# TEXT PASSAGE:
New technologies are evolving at a break-neck pace, becoming faster, more efficient, more economical, and in turn currently taking a drastic toll on the middle-class job market.
According to a study by The Associated Press, nearly half of the 7.5 million jobs lost during the Great Recession were in mid-pay industries. And though the unemployment rate has steadily improved since October 2009, technology, not human workers, is stepping in to fill many of the voids left in middle class industries.
Self-check out stations at the grocery store, online shopping, digital electricity meter readers - all of these and more have contributed to the loss of millions of jobs.
But American history is replete with stories of automation threatening flesh and bone workers, and the need for adaptation is nothing new, said Matthew Young, McCoy associate professor of history at Marietta College.
Question: According to the Associated Press, millions of mid-skill jobs have disappeared in the past five years, thanks to technology that can easily do or reduce a human's work. What are some other historical examples of technological advancement impacting the American workforce?
Answer: From the perspective of American history, really I think the history of labor and industrialization in the United States has been in a constant state of change. That's really what it's about-the process of a continually changing environment. In some ways what we see right now is new and different but in some ways it is part of this big, ongoing process.

# PROBLEMS AND TASKS:
**A)** How would you put this sentence from the piece on technology and middle-class jobs into Spanish: "Self-check out stations at the grocery store, online shopping, digital electricity meter readers - all of these and more have contributed to the loss of millions of jobs."
**B)** Can you carry the piece on technology and middle-class jobs forward, starting right after its last sentence?
The lines after this point are separate material, apart from the piece on technology and middle-class jobs.

Collected data entries
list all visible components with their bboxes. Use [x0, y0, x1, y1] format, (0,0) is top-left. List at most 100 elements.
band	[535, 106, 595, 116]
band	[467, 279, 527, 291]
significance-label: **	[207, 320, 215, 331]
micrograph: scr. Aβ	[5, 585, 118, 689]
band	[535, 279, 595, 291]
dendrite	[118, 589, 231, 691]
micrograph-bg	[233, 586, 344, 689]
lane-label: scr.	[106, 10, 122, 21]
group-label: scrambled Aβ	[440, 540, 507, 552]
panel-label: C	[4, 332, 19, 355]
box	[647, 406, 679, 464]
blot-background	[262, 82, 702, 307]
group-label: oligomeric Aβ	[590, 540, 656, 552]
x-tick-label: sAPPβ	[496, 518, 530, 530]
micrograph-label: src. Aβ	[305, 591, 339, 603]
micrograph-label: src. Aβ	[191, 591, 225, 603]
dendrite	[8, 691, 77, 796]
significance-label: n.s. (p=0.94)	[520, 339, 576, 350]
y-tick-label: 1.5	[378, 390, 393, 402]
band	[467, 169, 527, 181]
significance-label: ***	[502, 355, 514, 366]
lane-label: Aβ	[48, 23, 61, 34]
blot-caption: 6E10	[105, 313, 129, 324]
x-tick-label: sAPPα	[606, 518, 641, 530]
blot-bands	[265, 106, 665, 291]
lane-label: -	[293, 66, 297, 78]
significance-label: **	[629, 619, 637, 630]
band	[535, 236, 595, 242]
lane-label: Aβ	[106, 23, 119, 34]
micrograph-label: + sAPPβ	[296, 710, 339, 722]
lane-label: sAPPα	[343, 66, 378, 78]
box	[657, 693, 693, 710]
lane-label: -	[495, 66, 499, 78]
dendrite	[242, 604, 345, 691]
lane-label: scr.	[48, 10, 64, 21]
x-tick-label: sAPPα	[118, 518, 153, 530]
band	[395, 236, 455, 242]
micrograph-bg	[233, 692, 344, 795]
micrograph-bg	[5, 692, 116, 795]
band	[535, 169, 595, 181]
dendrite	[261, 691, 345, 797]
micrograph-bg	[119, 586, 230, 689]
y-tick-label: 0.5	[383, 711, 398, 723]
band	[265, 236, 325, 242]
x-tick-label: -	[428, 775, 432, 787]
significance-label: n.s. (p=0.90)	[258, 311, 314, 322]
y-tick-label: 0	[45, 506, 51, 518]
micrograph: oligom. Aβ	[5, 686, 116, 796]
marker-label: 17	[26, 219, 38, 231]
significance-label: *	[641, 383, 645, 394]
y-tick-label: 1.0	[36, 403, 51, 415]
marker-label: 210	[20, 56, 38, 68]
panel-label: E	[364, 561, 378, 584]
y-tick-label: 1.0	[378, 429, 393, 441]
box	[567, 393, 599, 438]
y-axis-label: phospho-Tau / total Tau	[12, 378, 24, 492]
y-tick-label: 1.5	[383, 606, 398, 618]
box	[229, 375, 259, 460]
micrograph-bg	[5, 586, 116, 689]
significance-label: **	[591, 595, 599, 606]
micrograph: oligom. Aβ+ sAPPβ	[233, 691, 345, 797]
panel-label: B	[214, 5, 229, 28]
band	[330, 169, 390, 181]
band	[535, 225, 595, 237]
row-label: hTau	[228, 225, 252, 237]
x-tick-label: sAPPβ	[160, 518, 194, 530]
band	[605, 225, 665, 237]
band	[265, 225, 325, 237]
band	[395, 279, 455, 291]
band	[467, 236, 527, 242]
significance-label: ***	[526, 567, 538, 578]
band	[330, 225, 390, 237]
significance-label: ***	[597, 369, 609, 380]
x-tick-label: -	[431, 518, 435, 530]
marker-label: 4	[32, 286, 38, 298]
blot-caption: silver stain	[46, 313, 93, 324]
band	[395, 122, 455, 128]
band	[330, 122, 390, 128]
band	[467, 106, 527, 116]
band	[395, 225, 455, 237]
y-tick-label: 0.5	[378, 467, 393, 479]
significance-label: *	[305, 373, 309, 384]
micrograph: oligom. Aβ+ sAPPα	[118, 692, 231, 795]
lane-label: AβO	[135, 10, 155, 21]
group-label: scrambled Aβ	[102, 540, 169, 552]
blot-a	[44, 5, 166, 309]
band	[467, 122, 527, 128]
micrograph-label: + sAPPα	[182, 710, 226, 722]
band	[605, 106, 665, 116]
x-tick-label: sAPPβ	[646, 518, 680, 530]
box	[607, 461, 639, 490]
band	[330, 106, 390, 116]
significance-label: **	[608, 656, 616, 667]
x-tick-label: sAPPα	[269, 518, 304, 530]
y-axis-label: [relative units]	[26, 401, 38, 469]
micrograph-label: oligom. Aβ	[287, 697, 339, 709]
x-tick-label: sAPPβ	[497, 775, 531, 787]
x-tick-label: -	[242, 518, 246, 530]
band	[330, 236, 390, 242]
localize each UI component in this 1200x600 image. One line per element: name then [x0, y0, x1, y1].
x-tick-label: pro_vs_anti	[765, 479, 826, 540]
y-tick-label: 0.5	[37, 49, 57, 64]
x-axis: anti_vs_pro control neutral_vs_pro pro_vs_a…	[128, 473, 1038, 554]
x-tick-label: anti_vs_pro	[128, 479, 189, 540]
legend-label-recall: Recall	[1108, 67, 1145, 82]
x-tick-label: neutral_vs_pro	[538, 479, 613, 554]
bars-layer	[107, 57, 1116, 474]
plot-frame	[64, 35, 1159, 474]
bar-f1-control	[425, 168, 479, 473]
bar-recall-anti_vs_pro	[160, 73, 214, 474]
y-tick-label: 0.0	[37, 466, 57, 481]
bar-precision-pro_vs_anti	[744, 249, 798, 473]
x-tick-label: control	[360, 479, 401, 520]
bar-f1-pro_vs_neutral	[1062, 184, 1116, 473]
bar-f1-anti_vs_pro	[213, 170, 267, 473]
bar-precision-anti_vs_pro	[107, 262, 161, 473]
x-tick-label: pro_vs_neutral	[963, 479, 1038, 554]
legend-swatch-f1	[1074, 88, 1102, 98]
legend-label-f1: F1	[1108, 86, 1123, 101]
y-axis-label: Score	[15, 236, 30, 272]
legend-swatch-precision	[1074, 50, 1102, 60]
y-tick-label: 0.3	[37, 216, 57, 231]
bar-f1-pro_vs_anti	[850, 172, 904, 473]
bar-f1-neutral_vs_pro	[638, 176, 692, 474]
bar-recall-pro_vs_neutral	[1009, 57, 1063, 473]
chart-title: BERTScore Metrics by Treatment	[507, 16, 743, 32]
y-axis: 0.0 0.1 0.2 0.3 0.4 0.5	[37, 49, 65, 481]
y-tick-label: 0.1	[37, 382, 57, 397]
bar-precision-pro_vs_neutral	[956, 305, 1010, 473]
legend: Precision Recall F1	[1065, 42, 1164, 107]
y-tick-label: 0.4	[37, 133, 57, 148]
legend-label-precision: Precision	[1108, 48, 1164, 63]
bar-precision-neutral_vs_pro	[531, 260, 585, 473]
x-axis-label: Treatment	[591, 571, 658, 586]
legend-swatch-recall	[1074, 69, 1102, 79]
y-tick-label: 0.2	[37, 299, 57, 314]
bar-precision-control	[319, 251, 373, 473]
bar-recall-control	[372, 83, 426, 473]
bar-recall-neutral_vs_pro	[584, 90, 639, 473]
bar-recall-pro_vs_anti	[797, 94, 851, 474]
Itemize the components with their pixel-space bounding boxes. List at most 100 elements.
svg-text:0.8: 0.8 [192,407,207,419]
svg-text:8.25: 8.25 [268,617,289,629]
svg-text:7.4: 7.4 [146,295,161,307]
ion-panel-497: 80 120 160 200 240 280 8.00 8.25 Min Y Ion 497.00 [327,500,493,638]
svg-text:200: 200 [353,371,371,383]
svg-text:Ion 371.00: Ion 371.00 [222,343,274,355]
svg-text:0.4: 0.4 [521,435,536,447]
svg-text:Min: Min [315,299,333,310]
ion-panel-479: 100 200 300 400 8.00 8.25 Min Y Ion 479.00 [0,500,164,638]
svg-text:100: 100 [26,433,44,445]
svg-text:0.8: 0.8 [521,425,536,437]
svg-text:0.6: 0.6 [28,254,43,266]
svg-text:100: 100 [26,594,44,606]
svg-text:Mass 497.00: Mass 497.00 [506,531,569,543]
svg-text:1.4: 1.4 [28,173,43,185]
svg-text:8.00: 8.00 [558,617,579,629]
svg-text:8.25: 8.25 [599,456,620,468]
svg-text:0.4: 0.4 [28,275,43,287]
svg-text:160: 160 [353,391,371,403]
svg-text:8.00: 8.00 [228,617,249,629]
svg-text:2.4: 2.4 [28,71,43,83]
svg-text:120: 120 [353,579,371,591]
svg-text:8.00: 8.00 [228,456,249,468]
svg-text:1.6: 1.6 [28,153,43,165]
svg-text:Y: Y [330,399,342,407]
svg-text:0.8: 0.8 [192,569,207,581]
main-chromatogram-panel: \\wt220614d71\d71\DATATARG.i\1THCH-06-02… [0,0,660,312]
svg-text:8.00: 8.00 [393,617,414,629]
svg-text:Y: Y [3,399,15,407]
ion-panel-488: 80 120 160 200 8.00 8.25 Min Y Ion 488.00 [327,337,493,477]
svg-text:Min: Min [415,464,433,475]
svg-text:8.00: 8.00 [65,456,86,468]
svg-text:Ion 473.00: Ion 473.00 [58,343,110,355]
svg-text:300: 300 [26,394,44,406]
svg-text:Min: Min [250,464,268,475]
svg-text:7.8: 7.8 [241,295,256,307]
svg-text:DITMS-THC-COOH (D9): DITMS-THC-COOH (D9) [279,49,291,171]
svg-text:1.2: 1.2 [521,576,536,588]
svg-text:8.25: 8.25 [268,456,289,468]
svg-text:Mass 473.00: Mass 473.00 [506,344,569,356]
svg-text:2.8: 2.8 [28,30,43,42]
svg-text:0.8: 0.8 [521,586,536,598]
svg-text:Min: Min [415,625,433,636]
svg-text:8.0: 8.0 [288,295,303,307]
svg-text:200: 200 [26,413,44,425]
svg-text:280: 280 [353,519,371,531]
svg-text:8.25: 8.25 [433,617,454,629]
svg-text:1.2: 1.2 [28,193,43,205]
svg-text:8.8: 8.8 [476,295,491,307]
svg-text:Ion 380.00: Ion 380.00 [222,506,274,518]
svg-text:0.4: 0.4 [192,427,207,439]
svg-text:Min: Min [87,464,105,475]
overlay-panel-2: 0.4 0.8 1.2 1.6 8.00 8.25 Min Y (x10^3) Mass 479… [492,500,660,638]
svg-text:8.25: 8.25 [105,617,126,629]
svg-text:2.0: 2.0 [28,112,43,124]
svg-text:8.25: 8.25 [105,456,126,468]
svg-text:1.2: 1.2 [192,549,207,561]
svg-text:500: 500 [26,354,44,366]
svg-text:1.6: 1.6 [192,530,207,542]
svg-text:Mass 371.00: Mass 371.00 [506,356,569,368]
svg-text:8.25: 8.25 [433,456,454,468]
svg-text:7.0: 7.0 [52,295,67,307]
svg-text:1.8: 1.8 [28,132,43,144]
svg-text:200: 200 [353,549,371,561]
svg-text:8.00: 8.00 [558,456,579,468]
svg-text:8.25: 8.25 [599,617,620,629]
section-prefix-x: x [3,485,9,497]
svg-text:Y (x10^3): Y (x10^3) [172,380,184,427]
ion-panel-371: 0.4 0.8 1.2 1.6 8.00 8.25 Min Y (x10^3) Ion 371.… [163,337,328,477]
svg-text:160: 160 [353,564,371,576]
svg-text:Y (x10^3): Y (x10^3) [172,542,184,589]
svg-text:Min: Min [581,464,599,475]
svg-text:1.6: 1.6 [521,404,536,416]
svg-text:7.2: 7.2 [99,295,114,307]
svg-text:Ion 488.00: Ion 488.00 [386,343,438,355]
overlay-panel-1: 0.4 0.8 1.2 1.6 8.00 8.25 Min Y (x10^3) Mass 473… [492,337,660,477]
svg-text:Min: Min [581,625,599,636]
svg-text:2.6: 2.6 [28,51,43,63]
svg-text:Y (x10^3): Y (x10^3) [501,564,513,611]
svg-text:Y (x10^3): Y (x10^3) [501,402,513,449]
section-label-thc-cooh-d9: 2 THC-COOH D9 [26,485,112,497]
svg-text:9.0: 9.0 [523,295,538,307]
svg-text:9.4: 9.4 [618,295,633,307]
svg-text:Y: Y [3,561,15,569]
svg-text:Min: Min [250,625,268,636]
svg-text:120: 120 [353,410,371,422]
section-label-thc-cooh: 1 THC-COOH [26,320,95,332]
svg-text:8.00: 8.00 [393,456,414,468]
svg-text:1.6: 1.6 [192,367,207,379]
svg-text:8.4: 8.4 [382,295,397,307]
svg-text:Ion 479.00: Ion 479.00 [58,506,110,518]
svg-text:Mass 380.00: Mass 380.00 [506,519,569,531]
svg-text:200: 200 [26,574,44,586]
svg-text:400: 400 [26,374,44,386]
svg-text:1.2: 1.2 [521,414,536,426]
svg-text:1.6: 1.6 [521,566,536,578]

# SOLVED PROBLEMS:
**A)** Las cajas de autoservicio en el supermercado, las compras en línea, los lectores digitales de contadores de electricidad: todo esto y más ha contribuido a la pérdida de millones de empleos.

**B)**
If you want a concrete example, looking at this part of the country along the Ohio River valley, we can go back 40 or 50 years and we can see this kind of process. For a long time this has been the place of a lot of heavy industry. That's basically largely gone. We're probably never going to see kind of a revival of that manufacturing sector.
Q: How is this period of technological innovation different from those in the past?
A: The thought has been if we see a downturn in one sector we would see it return in another sector in the United States. Now that's not happening so much.
Q: Why is that?
A: Technology means more efficient productivity. Basically it means more product with less labor. If you think about the auto industry it's a good example. People were already making automobiles before Henry Ford came along. What Ford did was automate the process. In reality you needed less people in order to make the product. He made it more efficient to build it.
Q: Historically, how does society adjust to these technologically driven changes in the work force and long does it take?
A: I would say that it just depends on where you look at and this is sort of the heart of the debate of America's economic future. Industrialization doesn't just change the labor force. It completely changes the nature of the culture and the society. It changes family relationships. It brings about a complete change in the way society is structured. I don't think it's too much to suggest that this shift will bring about a new type of revolution. A digital revolution perhaps?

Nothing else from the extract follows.